--- start Dataset records ---

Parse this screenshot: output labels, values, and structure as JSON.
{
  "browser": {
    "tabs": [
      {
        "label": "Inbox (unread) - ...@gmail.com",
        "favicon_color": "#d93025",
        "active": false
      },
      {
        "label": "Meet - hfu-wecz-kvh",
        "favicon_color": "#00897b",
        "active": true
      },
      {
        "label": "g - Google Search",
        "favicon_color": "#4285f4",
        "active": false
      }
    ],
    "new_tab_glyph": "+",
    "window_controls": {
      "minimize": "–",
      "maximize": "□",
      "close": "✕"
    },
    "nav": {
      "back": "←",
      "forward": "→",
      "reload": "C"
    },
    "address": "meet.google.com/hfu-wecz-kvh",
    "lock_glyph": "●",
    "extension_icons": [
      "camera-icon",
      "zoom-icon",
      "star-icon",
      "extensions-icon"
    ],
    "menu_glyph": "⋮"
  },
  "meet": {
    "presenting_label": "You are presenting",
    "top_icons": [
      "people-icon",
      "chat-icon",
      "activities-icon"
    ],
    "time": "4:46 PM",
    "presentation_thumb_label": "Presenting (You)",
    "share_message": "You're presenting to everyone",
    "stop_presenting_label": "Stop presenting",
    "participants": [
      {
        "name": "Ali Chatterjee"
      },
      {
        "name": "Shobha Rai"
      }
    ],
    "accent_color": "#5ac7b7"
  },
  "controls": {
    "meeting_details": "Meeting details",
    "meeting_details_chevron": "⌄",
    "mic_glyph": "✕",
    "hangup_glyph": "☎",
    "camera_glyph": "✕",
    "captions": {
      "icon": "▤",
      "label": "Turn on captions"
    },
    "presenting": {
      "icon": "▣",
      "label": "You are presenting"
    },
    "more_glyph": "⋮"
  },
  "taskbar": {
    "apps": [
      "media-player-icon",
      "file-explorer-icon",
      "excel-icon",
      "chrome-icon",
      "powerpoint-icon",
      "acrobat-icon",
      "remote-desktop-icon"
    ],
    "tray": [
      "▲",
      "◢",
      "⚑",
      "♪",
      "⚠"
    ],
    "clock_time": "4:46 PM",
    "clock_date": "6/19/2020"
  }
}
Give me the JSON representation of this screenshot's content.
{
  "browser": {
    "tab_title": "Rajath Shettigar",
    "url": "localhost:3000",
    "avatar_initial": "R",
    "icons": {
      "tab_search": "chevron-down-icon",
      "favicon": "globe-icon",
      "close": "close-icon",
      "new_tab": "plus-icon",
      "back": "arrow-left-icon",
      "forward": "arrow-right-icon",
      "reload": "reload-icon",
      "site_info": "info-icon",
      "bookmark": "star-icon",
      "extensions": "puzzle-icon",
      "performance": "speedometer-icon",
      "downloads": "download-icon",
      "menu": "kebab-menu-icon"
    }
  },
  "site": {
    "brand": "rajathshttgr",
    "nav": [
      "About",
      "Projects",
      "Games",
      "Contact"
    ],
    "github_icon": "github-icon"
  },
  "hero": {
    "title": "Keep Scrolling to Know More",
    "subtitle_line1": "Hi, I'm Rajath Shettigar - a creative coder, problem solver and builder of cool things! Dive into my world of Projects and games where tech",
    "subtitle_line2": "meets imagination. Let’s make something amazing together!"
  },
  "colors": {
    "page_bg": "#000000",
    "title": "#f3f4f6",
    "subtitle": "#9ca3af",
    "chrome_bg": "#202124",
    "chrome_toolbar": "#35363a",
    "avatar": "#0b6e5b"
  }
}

--- end Dataset records ---

Objective: Copy each line of the listing that holds the word "wecz".

Exercise solution:
        "label": "Meet - hfu-wecz-kvh",
    "address": "meet.google.com/hfu-wecz-kvh",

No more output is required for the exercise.